**Set task**. Transcribe all the entries word for word, omitting any pictures they contain.

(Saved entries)
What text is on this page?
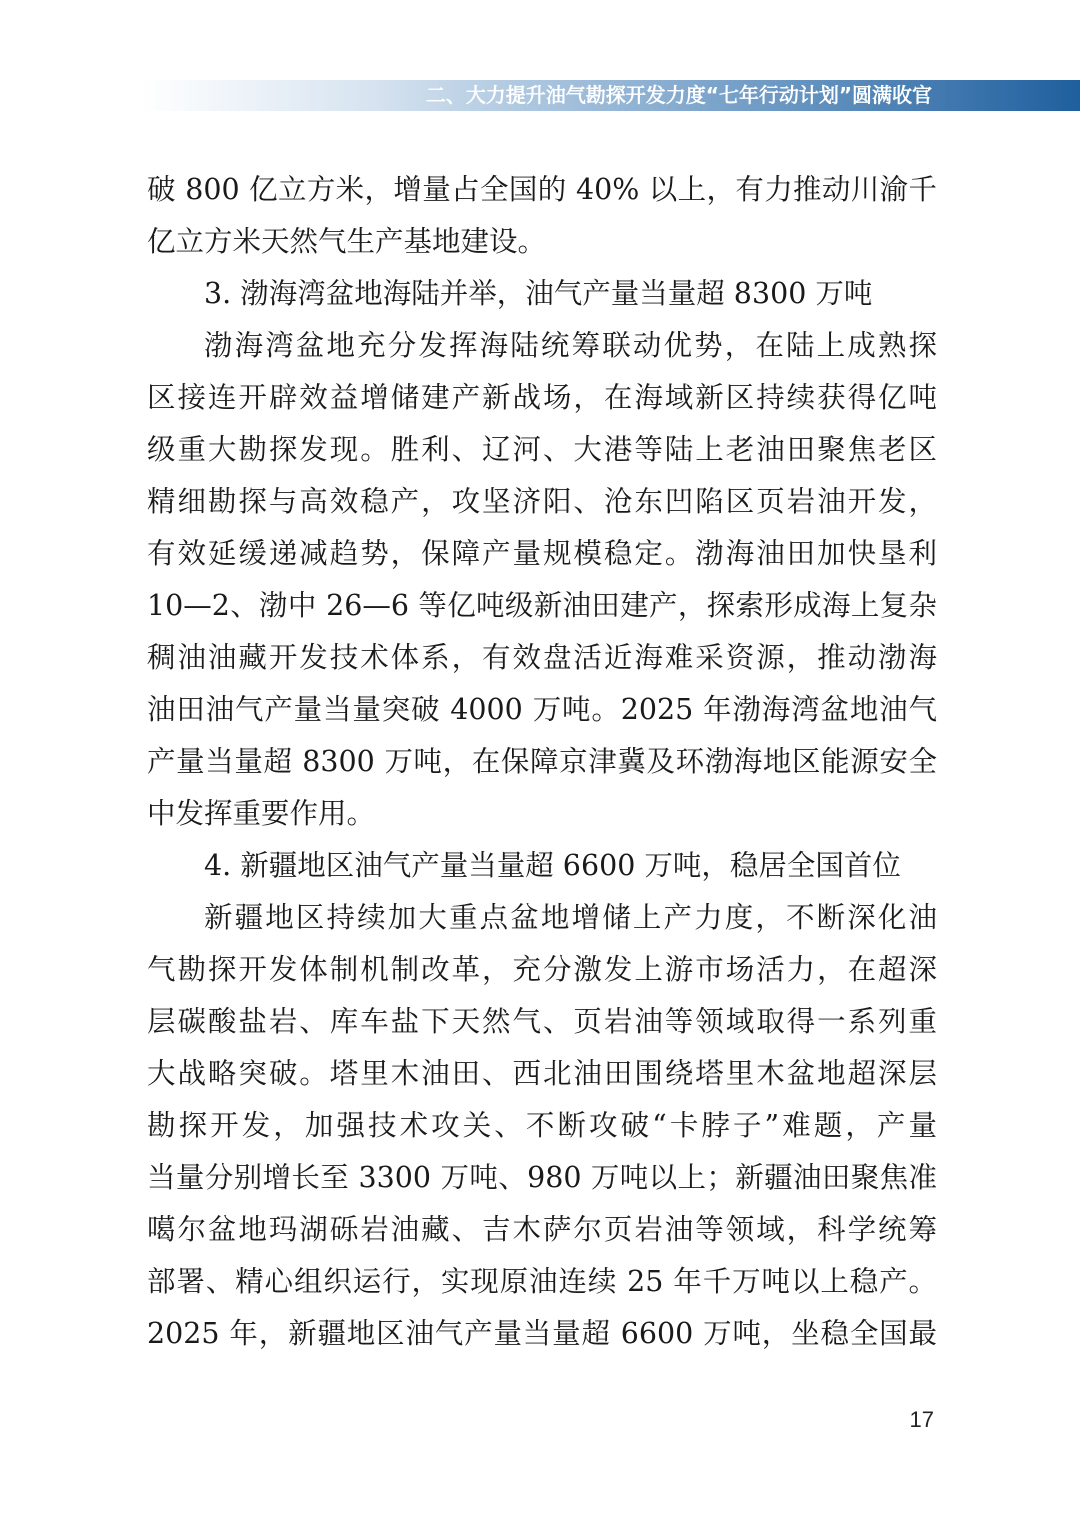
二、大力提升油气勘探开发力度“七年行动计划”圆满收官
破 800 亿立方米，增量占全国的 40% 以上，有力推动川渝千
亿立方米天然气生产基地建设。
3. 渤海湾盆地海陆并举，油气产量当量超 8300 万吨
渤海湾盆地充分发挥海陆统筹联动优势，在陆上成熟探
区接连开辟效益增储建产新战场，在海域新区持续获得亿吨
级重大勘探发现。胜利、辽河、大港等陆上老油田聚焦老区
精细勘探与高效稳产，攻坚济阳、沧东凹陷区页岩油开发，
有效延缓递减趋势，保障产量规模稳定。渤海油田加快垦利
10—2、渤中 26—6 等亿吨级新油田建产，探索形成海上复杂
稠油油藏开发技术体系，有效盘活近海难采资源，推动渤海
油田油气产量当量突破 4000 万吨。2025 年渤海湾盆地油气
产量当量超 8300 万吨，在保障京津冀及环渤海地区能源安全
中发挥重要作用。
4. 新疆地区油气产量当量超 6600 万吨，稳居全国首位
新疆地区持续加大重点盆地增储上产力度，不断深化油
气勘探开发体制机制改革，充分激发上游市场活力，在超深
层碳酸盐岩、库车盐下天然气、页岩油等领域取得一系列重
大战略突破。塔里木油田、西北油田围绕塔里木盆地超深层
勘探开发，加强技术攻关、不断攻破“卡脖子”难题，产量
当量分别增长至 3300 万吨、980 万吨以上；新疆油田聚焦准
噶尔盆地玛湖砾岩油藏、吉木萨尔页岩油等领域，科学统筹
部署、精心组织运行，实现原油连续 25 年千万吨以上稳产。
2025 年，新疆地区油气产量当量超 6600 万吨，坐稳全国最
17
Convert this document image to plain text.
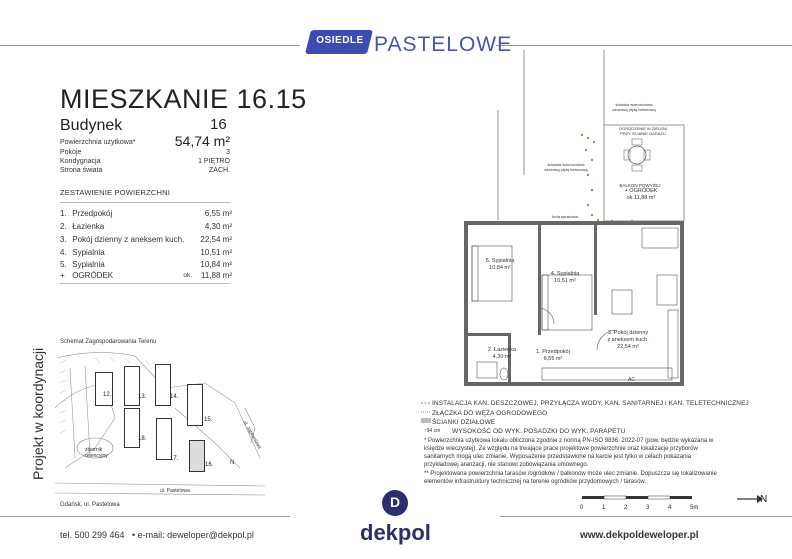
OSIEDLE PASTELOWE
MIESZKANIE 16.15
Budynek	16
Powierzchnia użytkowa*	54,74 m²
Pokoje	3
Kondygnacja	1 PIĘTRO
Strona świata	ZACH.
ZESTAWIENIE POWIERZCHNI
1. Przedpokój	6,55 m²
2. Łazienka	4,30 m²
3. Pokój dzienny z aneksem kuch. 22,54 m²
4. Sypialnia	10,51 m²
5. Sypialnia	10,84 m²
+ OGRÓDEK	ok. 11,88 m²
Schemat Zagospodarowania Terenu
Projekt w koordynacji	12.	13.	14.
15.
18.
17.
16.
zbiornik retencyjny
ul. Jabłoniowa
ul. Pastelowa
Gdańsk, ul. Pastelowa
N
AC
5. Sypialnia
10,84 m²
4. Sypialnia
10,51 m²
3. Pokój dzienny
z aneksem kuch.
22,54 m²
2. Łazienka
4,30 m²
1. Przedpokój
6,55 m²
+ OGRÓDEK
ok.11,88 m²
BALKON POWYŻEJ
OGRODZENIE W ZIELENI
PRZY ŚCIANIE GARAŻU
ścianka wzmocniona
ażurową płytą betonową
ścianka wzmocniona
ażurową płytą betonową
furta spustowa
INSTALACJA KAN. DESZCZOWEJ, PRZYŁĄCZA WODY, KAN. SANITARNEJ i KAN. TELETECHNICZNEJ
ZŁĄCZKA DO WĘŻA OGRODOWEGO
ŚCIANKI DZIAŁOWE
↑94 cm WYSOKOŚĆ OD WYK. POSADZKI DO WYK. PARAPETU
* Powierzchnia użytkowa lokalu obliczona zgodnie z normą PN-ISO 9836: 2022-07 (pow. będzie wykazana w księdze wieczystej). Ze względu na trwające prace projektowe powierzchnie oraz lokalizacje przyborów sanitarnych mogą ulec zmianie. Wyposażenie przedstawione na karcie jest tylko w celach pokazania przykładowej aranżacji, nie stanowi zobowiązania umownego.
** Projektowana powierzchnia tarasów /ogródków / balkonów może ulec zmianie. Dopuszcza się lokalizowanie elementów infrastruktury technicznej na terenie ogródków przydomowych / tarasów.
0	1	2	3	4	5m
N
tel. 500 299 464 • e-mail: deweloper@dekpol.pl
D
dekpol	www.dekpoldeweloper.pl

**The response**.
What text is on this page?
二、大力提升油气勘探开发力度“七年行动计划”圆满收官
破 800 亿立方米，增量占全国的 40% 以上，有力推动川渝千
亿立方米天然气生产基地建设。
3. 渤海湾盆地海陆并举，油气产量当量超 8300 万吨
渤海湾盆地充分发挥海陆统筹联动优势，在陆上成熟探
区接连开辟效益增储建产新战场，在海域新区持续获得亿吨
级重大勘探发现。胜利、辽河、大港等陆上老油田聚焦老区
精细勘探与高效稳产，攻坚济阳、沧东凹陷区页岩油开发，
有效延缓递减趋势，保障产量规模稳定。渤海油田加快垦利
10—2、渤中 26—6 等亿吨级新油田建产，探索形成海上复杂
稠油油藏开发技术体系，有效盘活近海难采资源，推动渤海
油田油气产量当量突破 4000 万吨。2025 年渤海湾盆地油气
产量当量超 8300 万吨，在保障京津冀及环渤海地区能源安全
中发挥重要作用。
4. 新疆地区油气产量当量超 6600 万吨，稳居全国首位
新疆地区持续加大重点盆地增储上产力度，不断深化油
气勘探开发体制机制改革，充分激发上游市场活力，在超深
层碳酸盐岩、库车盐下天然气、页岩油等领域取得一系列重
大战略突破。塔里木油田、西北油田围绕塔里木盆地超深层
勘探开发，加强技术攻关、不断攻破“卡脖子”难题，产量
当量分别增长至 3300 万吨、980 万吨以上；新疆油田聚焦准
噶尔盆地玛湖砾岩油藏、吉木萨尔页岩油等领域，科学统筹
部署、精心组织运行，实现原油连续 25 年千万吨以上稳产。
2025 年，新疆地区油气产量当量超 6600 万吨，坐稳全国最
17
Convert this document image to plain text.
OSIEDLE PASTELOWE
MIESZKANIE 16.15
Budynek	16
Powierzchnia użytkowa*	54,74 m²
Pokoje	3
Kondygnacja	1 PIĘTRO
Strona świata	ZACH.
ZESTAWIENIE POWIERZCHNI
1. Przedpokój	6,55 m²
2. Łazienka	4,30 m²
3. Pokój dzienny z aneksem kuch. 22,54 m²
4. Sypialnia	10,51 m²
5. Sypialnia	10,84 m²
+ OGRÓDEK	ok. 11,88 m²
Schemat Zagospodarowania Terenu
Projekt w koordynacji	12.	13.	14.
15.
18.
17.
16.
zbiornik retencyjny
ul. Jabłoniowa
ul. Pastelowa
Gdańsk, ul. Pastelowa
N
AC
5. Sypialnia
10,84 m²
4. Sypialnia
10,51 m²
3. Pokój dzienny
z aneksem kuch.
22,54 m²
2. Łazienka
4,30 m²
1. Przedpokój
6,55 m²
+ OGRÓDEK
ok.11,88 m²
BALKON POWYŻEJ
OGRODZENIE W ZIELENI
PRZY ŚCIANIE GARAŻU
ścianka wzmocniona
ażurową płytą betonową
ścianka wzmocniona
ażurową płytą betonową
furta spustowa
INSTALACJA KAN. DESZCZOWEJ, PRZYŁĄCZA WODY, KAN. SANITARNEJ i KAN. TELETECHNICZNEJ
ZŁĄCZKA DO WĘŻA OGRODOWEGO
ŚCIANKI DZIAŁOWE
↑94 cm WYSOKOŚĆ OD WYK. POSADZKI DO WYK. PARAPETU
* Powierzchnia użytkowa lokalu obliczona zgodnie z normą PN-ISO 9836: 2022-07 (pow. będzie wykazana w księdze wieczystej). Ze względu na trwające prace projektowe powierzchnie oraz lokalizacje przyborów sanitarnych mogą ulec zmianie. Wyposażenie przedstawione na karcie jest tylko w celach pokazania przykładowej aranżacji, nie stanowi zobowiązania umownego.
** Projektowana powierzchnia tarasów /ogródków / balkonów może ulec zmianie. Dopuszcza się lokalizowanie elementów infrastruktury technicznej na terenie ogródków przydomowych / tarasów.
0	1	2	3	4	5m
N
tel. 500 299 464 • e-mail: deweloper@dekpol.pl
D
dekpol	www.dekpoldeweloper.pl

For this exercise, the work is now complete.